--- BEGIN ---
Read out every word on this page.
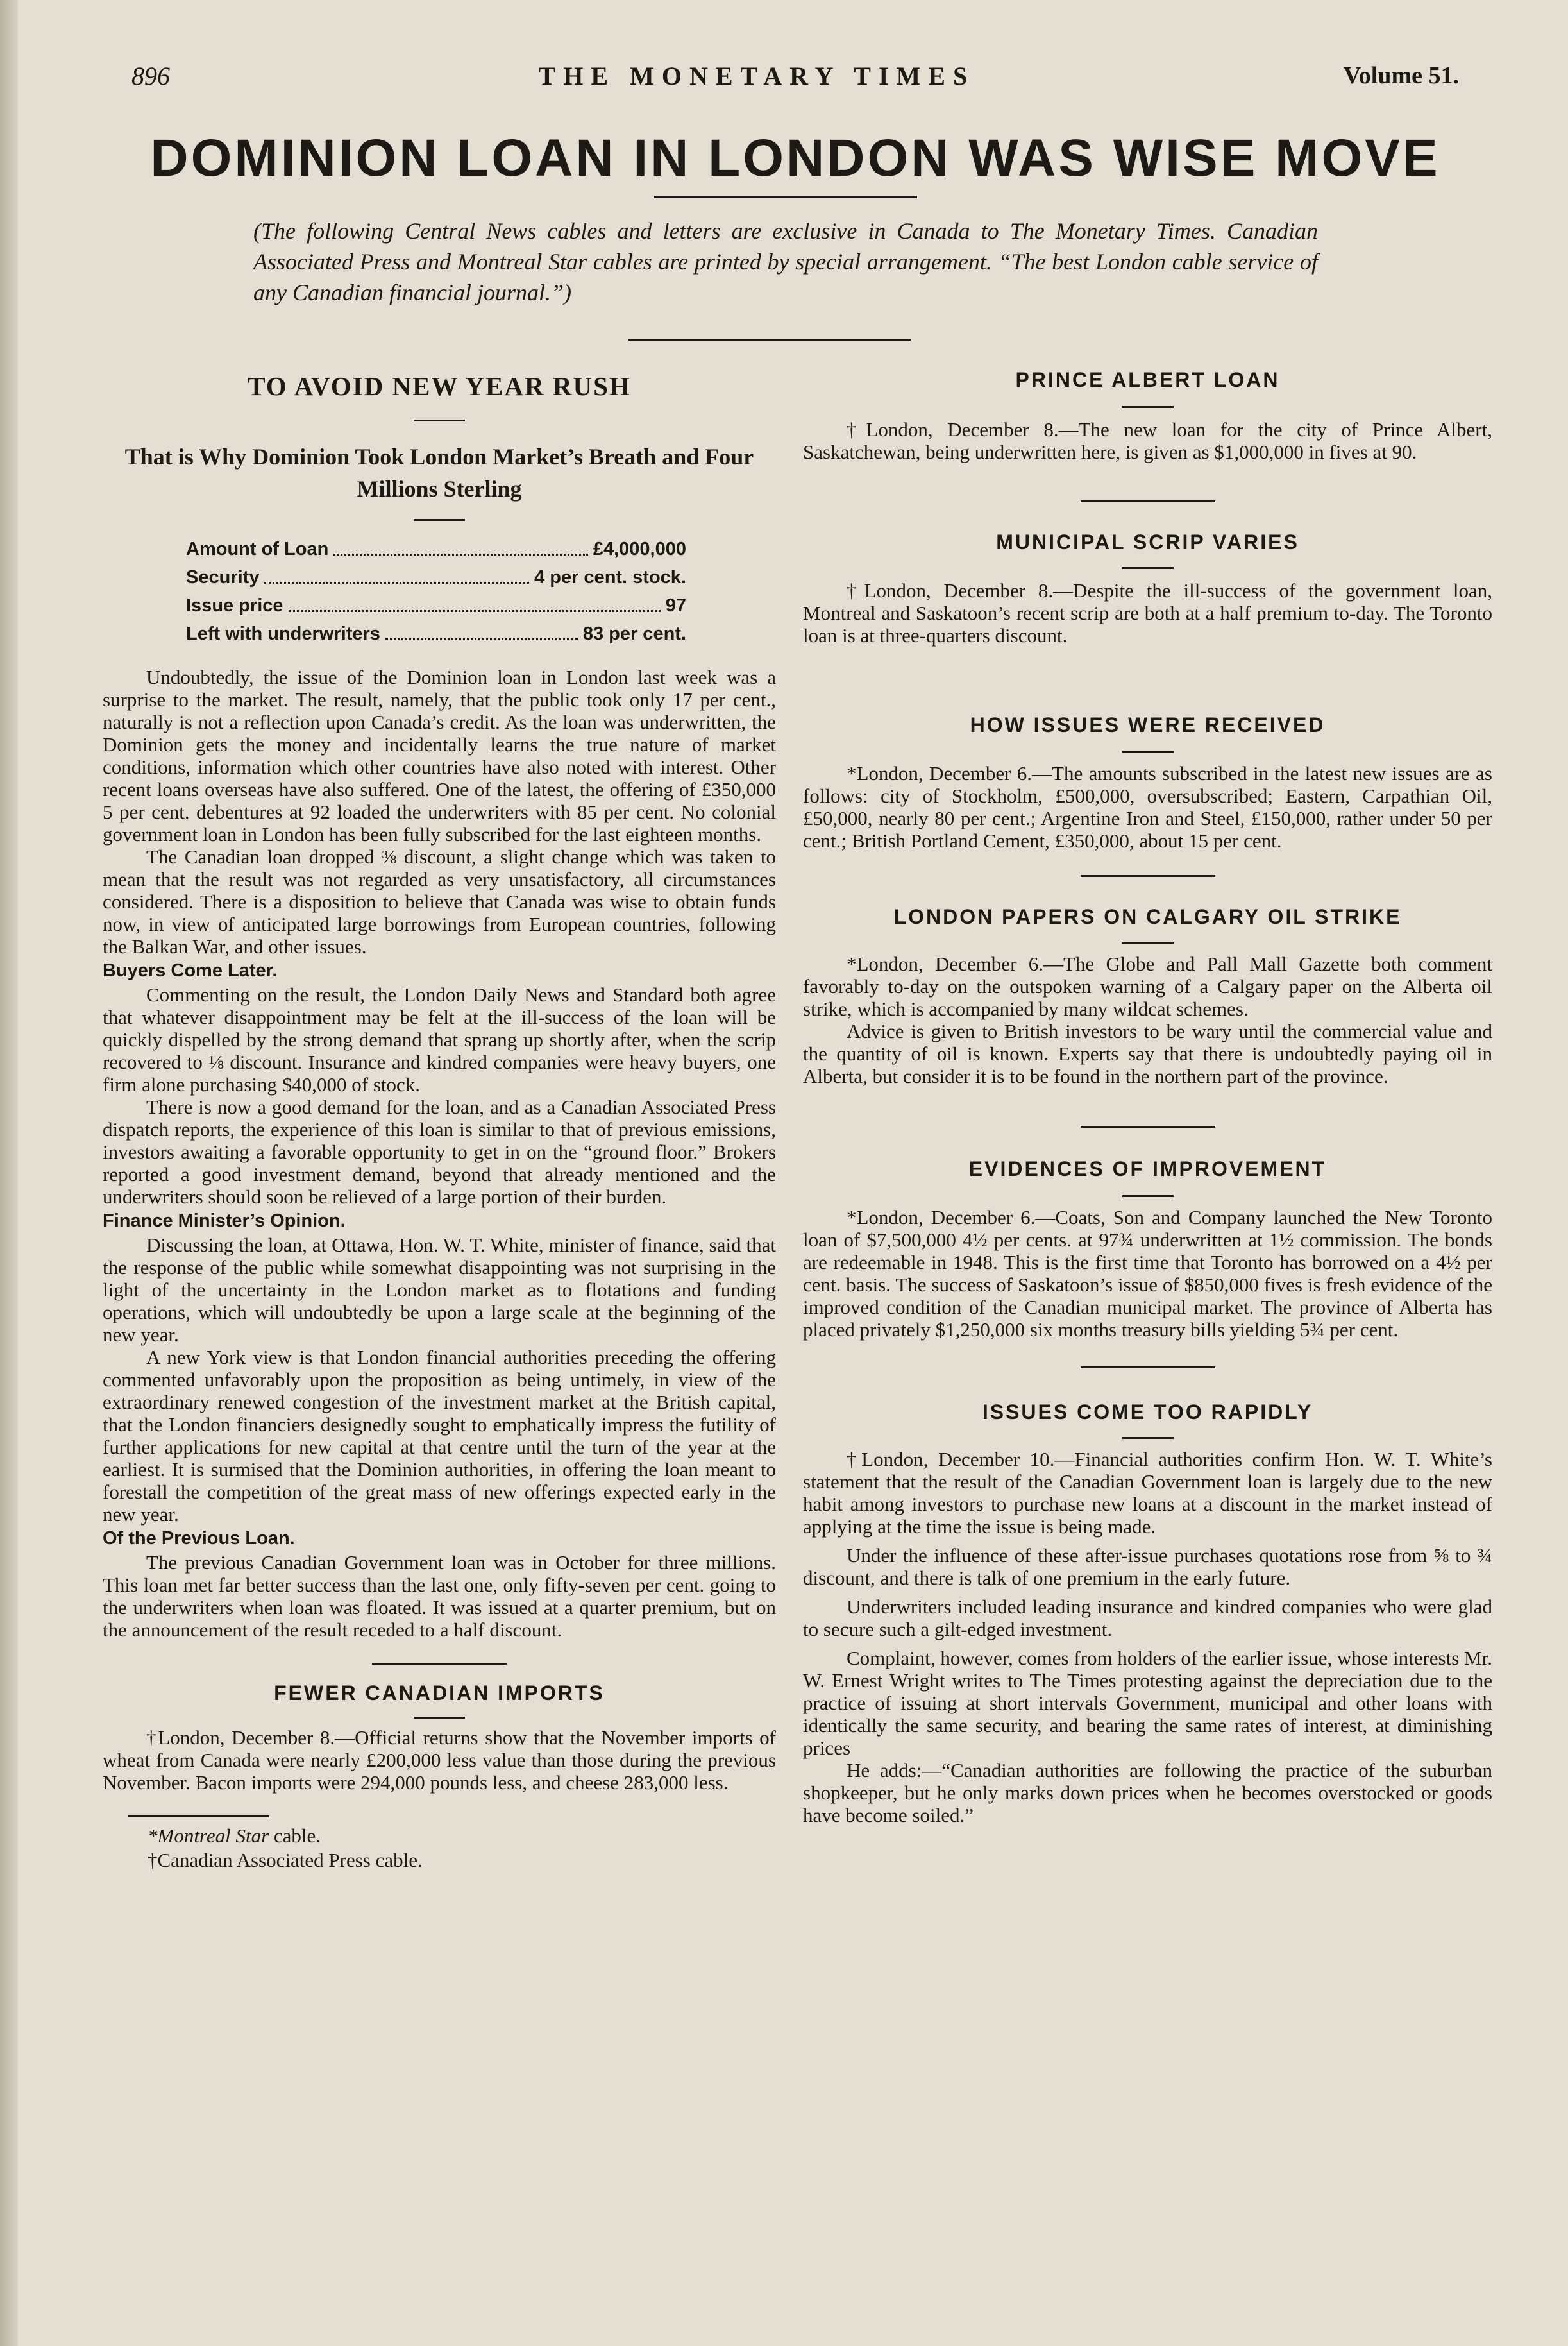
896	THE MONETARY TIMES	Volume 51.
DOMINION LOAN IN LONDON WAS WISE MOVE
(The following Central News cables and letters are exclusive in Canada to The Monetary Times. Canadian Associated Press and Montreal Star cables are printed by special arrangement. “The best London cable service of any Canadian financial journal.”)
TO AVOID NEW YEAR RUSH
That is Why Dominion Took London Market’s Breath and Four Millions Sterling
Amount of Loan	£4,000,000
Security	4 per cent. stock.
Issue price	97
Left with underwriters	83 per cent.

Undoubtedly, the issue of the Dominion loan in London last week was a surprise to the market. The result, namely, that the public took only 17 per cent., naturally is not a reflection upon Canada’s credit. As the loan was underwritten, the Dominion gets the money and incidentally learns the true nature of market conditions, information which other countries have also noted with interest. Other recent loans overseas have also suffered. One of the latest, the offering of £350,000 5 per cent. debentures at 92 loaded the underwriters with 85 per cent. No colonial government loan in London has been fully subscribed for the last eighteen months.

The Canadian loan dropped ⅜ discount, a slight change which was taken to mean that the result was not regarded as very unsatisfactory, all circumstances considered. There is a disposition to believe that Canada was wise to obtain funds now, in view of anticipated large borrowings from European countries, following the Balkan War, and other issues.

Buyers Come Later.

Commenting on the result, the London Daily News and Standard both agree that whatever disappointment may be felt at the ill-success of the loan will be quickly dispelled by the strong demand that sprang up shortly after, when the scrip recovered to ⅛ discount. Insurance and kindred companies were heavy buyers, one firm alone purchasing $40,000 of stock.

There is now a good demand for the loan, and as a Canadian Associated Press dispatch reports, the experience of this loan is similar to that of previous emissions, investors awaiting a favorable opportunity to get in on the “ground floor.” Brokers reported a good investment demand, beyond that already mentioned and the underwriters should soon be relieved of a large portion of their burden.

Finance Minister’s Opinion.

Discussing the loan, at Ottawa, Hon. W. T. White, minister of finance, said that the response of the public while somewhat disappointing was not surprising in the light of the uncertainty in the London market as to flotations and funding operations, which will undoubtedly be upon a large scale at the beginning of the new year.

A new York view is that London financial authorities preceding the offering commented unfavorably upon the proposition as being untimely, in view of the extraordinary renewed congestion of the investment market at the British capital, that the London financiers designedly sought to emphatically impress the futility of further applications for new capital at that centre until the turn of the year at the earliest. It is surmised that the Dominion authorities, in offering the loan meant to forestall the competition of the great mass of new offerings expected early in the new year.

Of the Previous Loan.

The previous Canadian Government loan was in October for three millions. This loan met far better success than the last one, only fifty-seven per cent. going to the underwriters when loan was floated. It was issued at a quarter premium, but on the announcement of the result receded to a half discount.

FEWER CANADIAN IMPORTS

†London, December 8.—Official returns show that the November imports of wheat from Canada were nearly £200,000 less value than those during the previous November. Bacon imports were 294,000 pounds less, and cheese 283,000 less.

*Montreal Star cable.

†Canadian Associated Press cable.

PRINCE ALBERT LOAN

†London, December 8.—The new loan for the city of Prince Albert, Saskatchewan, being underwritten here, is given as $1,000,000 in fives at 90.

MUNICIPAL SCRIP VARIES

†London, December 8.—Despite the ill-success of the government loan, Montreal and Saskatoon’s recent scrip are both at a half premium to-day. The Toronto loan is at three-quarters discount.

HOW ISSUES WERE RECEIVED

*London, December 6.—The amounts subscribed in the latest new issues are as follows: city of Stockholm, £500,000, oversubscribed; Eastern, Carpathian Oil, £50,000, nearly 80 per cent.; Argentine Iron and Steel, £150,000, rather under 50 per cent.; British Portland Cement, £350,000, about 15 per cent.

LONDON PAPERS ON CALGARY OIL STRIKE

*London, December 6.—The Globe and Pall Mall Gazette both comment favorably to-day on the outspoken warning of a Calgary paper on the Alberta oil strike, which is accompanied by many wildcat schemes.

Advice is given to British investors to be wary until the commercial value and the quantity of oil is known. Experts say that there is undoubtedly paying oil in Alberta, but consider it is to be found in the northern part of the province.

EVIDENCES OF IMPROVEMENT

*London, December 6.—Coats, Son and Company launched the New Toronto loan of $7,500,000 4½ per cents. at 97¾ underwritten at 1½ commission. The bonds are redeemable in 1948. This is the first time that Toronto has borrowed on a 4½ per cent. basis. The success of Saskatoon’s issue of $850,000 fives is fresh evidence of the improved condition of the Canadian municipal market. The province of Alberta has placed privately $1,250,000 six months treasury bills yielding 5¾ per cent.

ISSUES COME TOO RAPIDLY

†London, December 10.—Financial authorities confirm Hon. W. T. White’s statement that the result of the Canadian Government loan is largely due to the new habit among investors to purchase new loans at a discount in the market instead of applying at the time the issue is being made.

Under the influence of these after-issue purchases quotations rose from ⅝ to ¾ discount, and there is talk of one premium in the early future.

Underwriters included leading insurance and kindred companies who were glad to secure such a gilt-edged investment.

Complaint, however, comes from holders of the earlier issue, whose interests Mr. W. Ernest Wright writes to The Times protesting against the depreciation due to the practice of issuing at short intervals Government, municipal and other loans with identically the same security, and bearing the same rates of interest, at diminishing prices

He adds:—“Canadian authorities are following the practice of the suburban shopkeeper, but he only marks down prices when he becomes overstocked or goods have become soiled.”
--- END ---
• _Challenge_:
Copy out every line of the material above that mentions the word "Saskatoon".

• _Answer to this problem_:
†London, December 8.—Despite the ill-success of the government loan, Montreal and Saskatoon’s recent scrip are both at a half premium to-day. The Toronto loan is at three-quarters discount.
*London, December 6.—Coats, Son and Company launched the New Toronto loan of $7,500,000 4½ per cents. at 97¾ underwritten at 1½ commission. The bonds are redeemable in 1948. This is the first time that Toronto has borrowed on a 4½ per cent. basis. The success of Saskatoon’s issue of $850,000 fives is fresh evidence of the improved condition of the Canadian municipal market. The province of Alberta has placed privately $1,250,000 six months treasury bills yielding 5¾ per cent.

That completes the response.